→ **WHAT TO DO**
Report the count of lines holding "msec" in the records, with no other words.

→ **MATERIAL SUPPLIED**
———

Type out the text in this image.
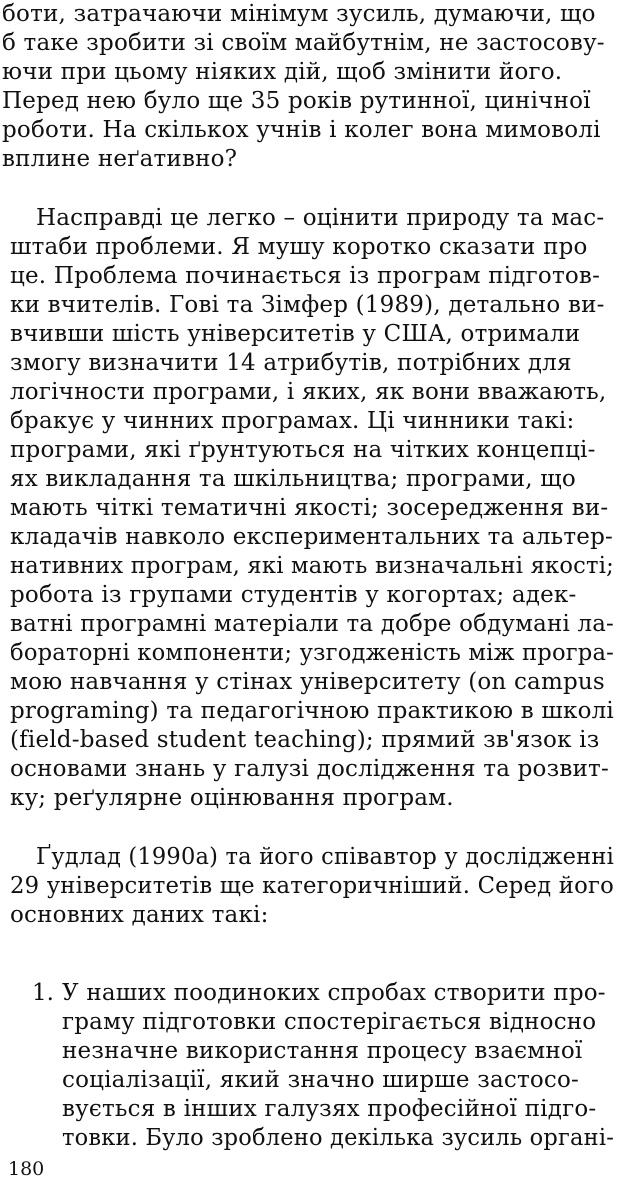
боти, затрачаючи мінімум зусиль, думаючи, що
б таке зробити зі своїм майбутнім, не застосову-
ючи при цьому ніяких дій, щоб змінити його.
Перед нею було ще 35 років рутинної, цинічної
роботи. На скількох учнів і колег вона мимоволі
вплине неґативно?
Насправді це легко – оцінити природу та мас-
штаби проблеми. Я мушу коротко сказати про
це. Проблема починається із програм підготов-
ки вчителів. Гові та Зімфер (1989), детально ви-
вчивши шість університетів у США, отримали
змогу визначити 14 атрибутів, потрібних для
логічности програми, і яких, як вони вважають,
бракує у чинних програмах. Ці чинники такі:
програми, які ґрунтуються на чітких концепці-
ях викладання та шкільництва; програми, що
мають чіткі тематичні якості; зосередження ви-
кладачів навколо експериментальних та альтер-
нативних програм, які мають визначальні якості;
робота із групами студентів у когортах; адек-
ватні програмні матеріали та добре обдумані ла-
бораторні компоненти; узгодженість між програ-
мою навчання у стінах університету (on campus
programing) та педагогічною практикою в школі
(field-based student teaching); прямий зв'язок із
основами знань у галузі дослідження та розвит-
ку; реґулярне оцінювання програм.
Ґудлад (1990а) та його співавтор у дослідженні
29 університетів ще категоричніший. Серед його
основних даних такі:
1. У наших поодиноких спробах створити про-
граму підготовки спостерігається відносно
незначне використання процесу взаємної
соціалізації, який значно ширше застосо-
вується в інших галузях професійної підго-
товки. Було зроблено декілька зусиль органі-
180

———

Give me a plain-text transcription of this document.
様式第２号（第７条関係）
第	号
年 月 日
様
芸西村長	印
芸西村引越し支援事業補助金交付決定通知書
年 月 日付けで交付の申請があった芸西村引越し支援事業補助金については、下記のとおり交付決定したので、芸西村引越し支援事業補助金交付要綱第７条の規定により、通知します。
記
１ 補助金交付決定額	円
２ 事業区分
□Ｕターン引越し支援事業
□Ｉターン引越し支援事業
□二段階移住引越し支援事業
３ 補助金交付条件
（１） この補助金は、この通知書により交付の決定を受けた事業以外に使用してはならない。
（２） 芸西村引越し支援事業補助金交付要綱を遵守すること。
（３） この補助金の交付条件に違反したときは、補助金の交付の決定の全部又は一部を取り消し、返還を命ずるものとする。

———

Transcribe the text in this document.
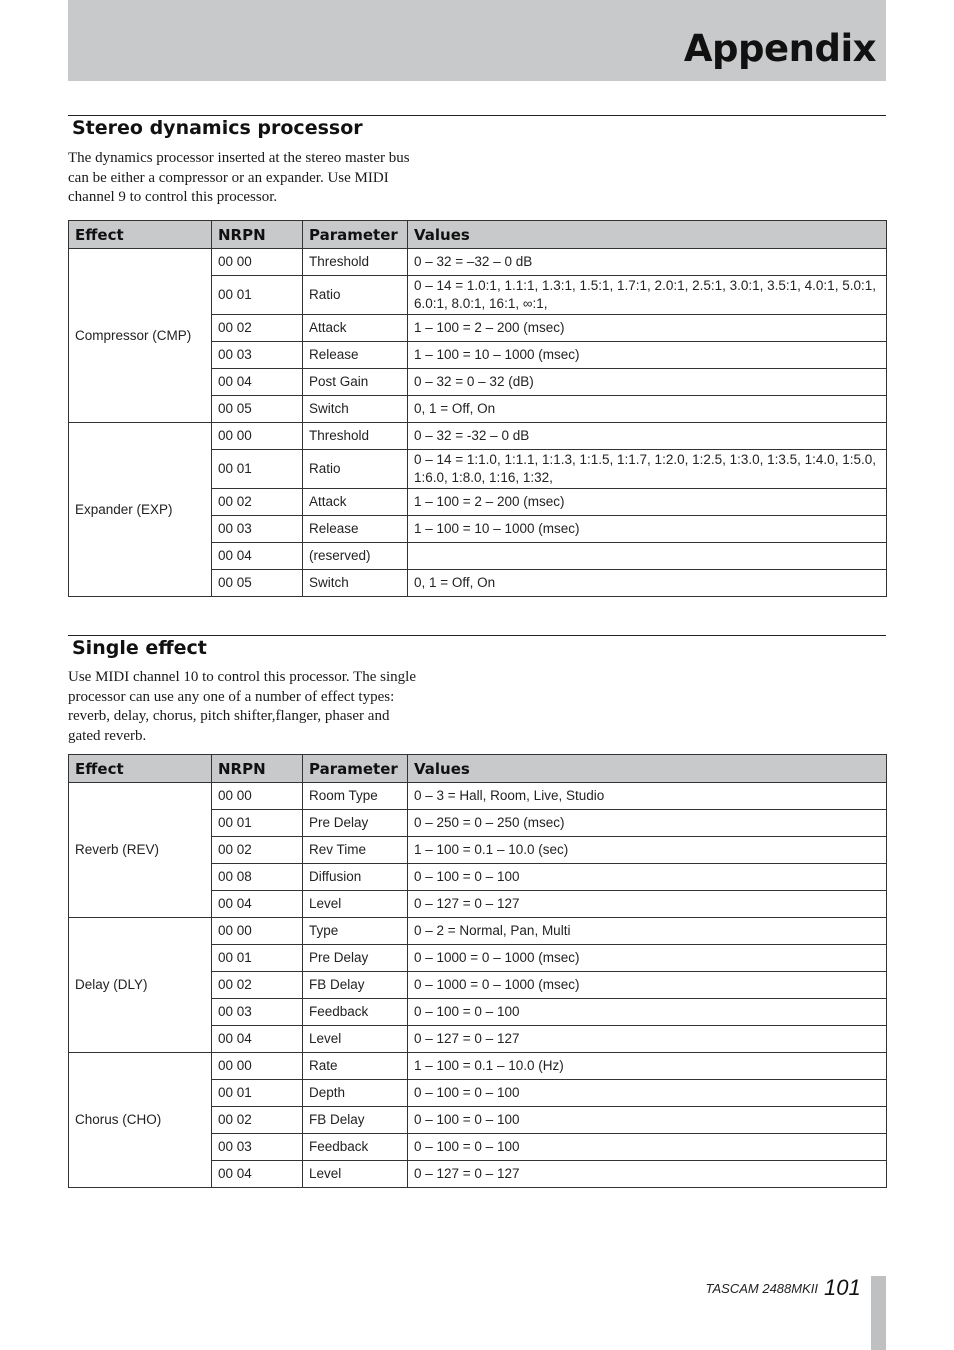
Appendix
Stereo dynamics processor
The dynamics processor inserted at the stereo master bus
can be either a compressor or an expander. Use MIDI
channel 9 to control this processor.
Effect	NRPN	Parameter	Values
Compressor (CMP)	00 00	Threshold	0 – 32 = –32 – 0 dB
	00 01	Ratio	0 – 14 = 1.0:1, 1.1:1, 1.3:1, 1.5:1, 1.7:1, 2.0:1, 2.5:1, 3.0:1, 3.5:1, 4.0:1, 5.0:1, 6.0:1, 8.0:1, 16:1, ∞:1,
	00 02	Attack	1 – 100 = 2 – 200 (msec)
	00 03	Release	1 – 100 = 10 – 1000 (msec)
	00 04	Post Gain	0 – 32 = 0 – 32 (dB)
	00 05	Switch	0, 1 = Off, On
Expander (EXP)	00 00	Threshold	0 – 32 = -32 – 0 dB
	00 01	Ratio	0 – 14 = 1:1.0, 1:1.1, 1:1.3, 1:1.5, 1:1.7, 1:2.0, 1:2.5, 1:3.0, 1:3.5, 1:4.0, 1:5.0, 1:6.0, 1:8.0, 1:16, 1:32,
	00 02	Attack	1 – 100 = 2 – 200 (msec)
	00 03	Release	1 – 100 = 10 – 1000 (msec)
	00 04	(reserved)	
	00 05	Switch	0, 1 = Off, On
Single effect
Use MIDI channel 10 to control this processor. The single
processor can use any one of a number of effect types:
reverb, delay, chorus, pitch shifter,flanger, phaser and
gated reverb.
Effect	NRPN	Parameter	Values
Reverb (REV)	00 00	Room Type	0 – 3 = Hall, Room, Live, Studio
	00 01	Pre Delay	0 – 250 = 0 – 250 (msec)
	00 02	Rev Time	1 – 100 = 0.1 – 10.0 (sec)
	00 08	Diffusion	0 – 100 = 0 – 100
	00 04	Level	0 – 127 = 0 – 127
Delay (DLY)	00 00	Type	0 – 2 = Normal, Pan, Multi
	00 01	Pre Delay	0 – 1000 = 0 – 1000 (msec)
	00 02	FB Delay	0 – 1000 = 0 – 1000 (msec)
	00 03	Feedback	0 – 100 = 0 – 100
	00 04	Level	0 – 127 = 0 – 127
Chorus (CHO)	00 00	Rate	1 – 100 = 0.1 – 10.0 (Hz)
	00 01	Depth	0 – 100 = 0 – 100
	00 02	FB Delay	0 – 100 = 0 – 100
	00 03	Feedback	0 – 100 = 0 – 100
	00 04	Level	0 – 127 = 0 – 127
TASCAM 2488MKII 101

———

→ **SOLUTION TO THE PROBLEM**
7